* Work to complete: The records below must be copied in full; omit the images.

* Data to use:
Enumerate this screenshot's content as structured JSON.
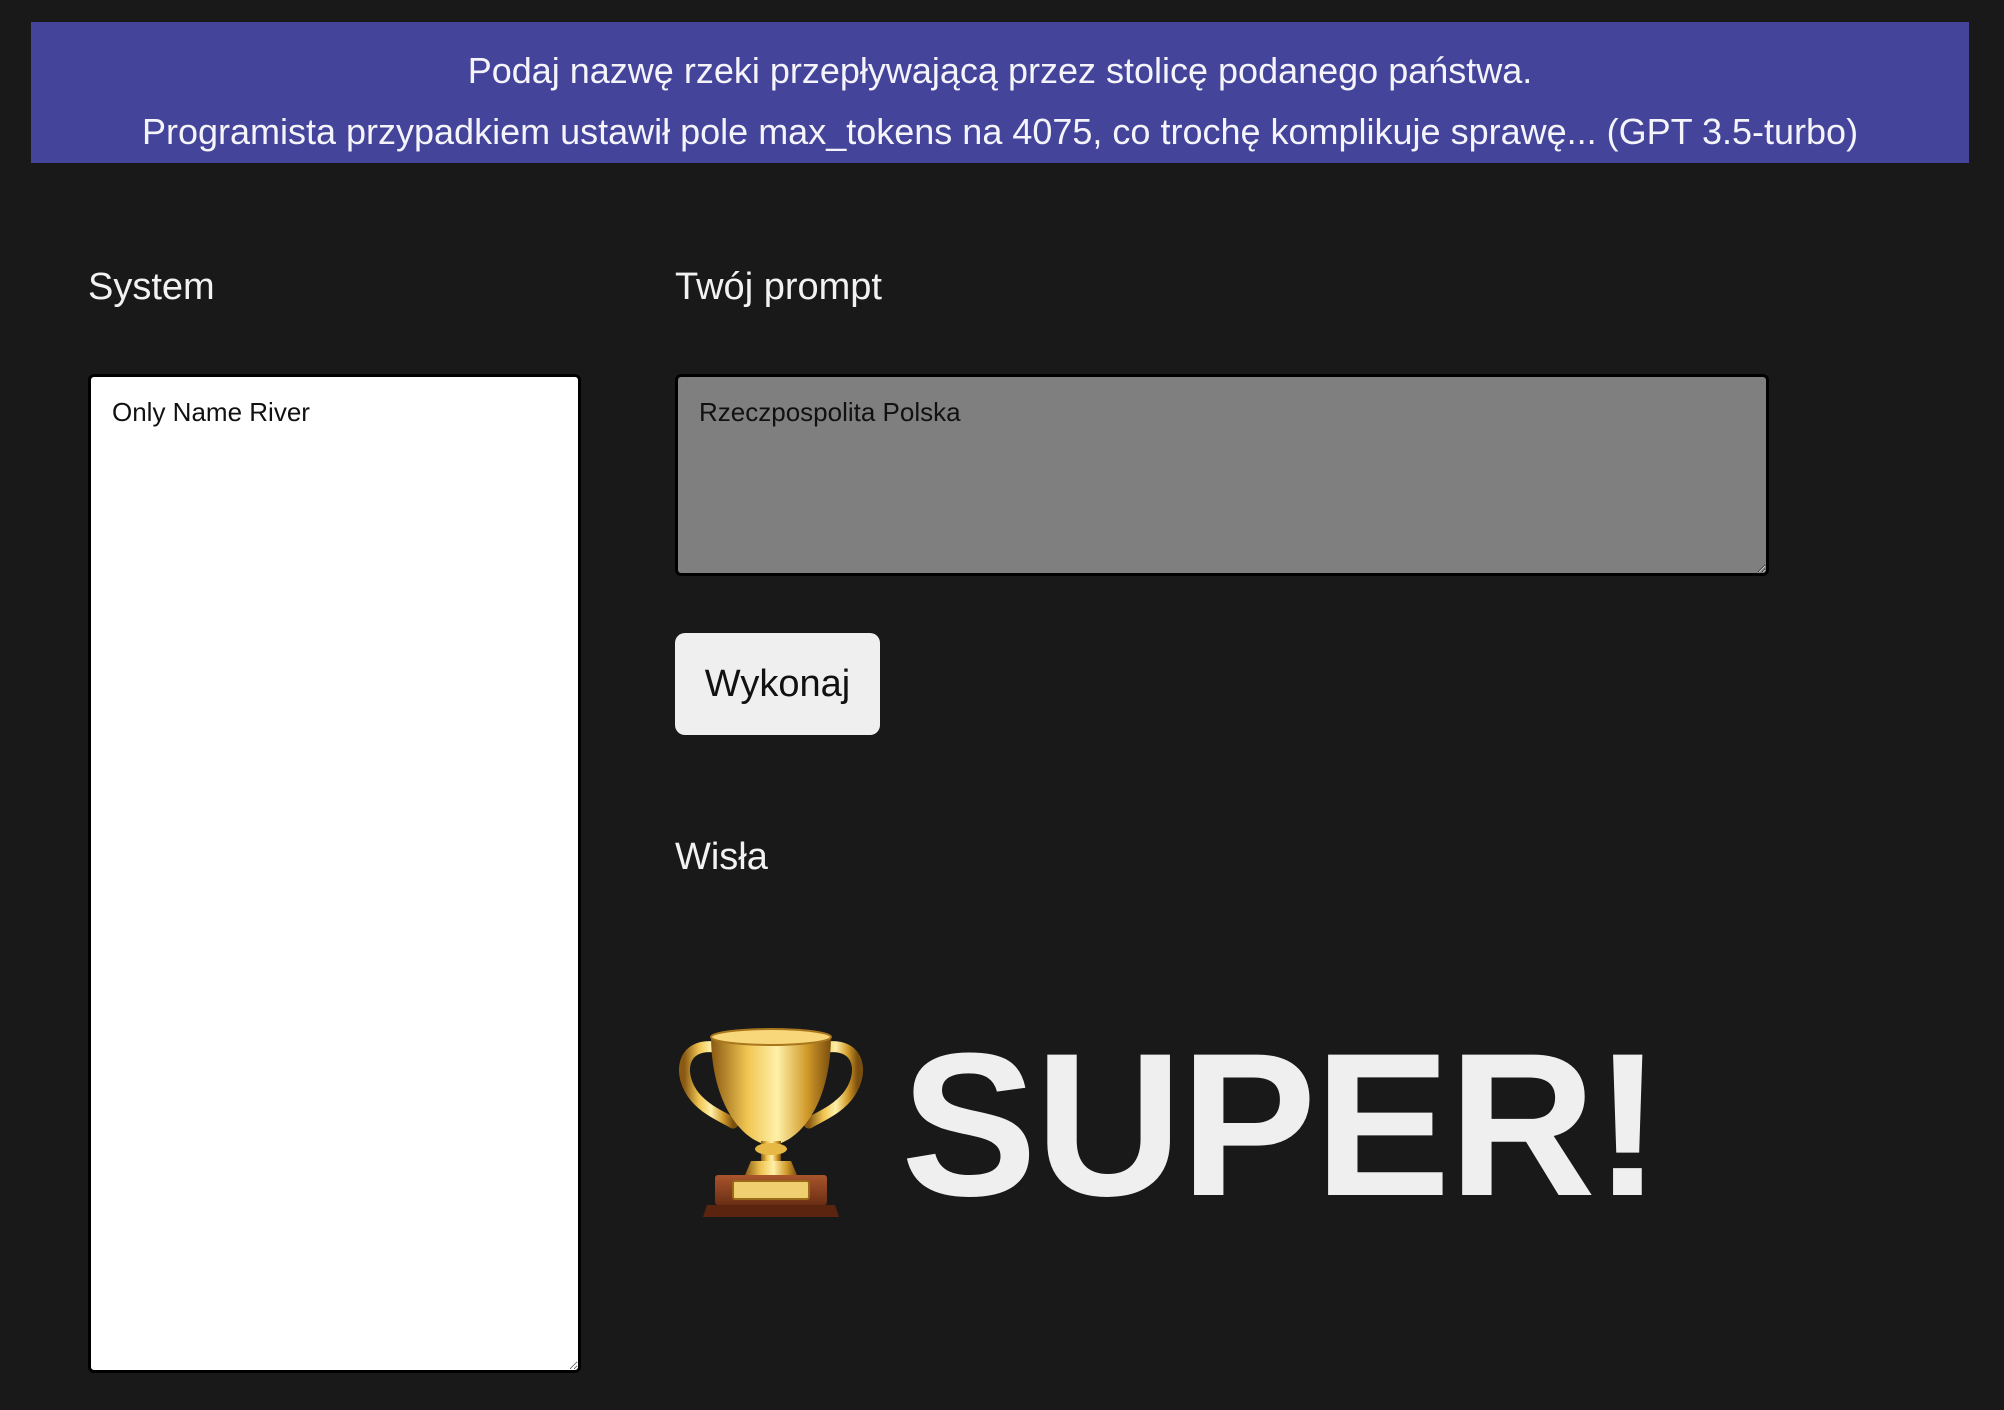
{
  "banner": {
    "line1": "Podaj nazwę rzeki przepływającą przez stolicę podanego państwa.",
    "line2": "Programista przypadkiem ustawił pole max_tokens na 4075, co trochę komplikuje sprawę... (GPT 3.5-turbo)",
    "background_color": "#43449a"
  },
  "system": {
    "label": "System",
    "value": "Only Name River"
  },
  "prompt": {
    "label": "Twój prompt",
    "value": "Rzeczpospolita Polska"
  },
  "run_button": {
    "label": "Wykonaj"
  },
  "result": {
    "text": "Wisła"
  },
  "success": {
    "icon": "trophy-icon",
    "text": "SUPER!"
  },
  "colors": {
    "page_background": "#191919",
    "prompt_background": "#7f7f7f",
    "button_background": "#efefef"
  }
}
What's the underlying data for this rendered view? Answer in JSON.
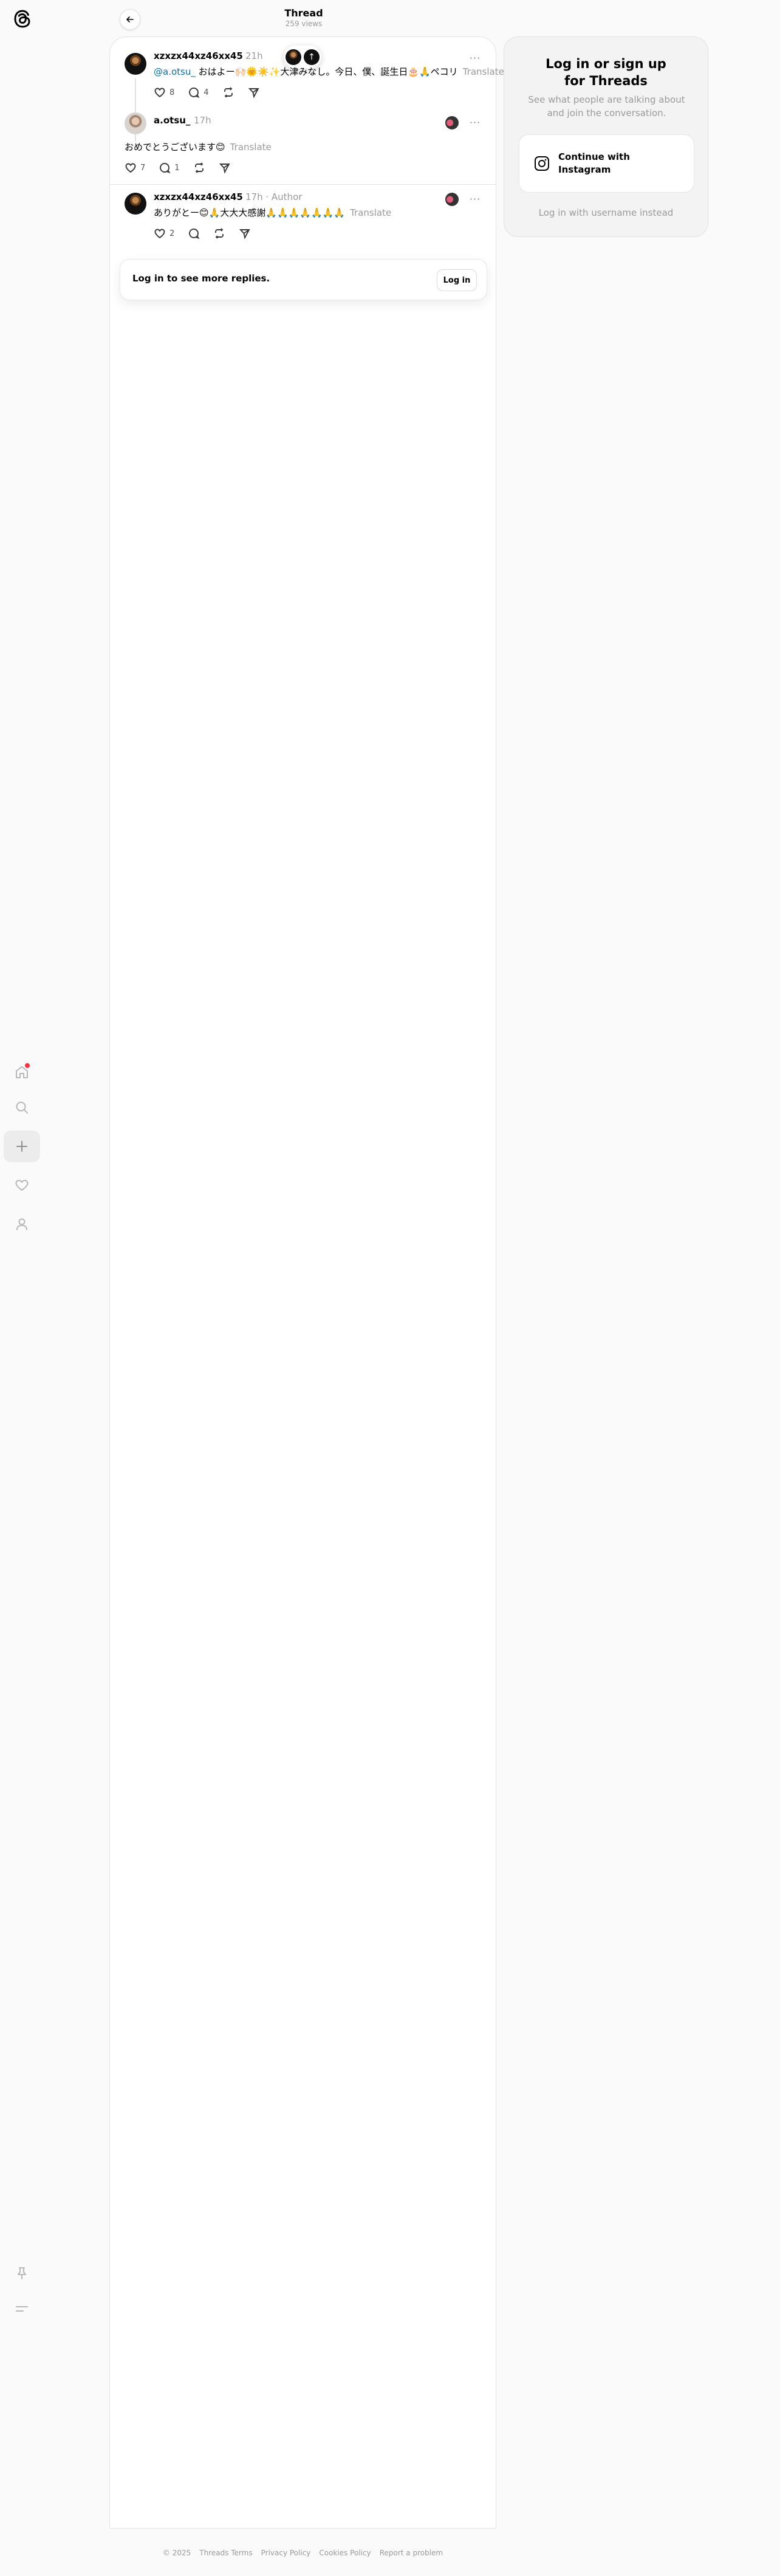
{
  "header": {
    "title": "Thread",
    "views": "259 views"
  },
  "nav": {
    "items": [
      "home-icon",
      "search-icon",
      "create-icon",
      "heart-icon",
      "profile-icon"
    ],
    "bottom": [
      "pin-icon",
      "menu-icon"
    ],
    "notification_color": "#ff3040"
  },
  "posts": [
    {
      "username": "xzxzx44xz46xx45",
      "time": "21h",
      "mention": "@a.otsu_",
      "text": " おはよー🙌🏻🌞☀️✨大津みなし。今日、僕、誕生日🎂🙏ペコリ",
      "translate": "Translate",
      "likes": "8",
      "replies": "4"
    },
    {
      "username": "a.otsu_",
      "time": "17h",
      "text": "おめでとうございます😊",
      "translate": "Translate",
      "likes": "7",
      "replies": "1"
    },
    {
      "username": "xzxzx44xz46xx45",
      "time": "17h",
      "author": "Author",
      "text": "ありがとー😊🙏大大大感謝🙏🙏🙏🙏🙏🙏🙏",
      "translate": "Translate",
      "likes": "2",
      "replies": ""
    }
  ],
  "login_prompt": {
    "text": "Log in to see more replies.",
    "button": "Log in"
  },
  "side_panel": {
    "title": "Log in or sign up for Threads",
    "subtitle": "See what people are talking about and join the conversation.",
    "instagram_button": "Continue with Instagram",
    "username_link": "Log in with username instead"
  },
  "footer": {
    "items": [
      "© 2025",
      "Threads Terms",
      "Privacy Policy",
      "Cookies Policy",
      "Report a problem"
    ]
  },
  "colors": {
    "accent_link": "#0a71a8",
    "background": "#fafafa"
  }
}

* Expected output:
Enumerate this screenshot's content as structured JSON.
{
  "banner": {
    "line1": "Podaj nazwę rzeki przepływającą przez stolicę podanego państwa.",
    "line2": "Programista przypadkiem ustawił pole max_tokens na 4075, co trochę komplikuje sprawę... (GPT 3.5-turbo)",
    "background_color": "#43449a"
  },
  "system": {
    "label": "System",
    "value": "Only Name River"
  },
  "prompt": {
    "label": "Twój prompt",
    "value": "Rzeczpospolita Polska"
  },
  "run_button": {
    "label": "Wykonaj"
  },
  "result": {
    "text": "Wisła"
  },
  "success": {
    "icon": "trophy-icon",
    "text": "SUPER!"
  },
  "colors": {
    "page_background": "#191919",
    "prompt_background": "#7f7f7f",
    "button_background": "#efefef"
  }
}
What's the underlying data for this rendered view? Answer in JSON.
{
  "header": {
    "title": "Thread",
    "views": "259 views"
  },
  "nav": {
    "items": [
      "home-icon",
      "search-icon",
      "create-icon",
      "heart-icon",
      "profile-icon"
    ],
    "bottom": [
      "pin-icon",
      "menu-icon"
    ],
    "notification_color": "#ff3040"
  },
  "posts": [
    {
      "username": "xzxzx44xz46xx45",
      "time": "21h",
      "mention": "@a.otsu_",
      "text": " おはよー🙌🏻🌞☀️✨大津みなし。今日、僕、誕生日🎂🙏ペコリ",
      "translate": "Translate",
      "likes": "8",
      "replies": "4"
    },
    {
      "username": "a.otsu_",
      "time": "17h",
      "text": "おめでとうございます😊",
      "translate": "Translate",
      "likes": "7",
      "replies": "1"
    },
    {
      "username": "xzxzx44xz46xx45",
      "time": "17h",
      "author": "Author",
      "text": "ありがとー😊🙏大大大感謝🙏🙏🙏🙏🙏🙏🙏",
      "translate": "Translate",
      "likes": "2",
      "replies": ""
    }
  ],
  "login_prompt": {
    "text": "Log in to see more replies.",
    "button": "Log in"
  },
  "side_panel": {
    "title": "Log in or sign up for Threads",
    "subtitle": "See what people are talking about and join the conversation.",
    "instagram_button": "Continue with Instagram",
    "username_link": "Log in with username instead"
  },
  "footer": {
    "items": [
      "© 2025",
      "Threads Terms",
      "Privacy Policy",
      "Cookies Policy",
      "Report a problem"
    ]
  },
  "colors": {
    "accent_link": "#0a71a8",
    "background": "#fafafa"
  }
}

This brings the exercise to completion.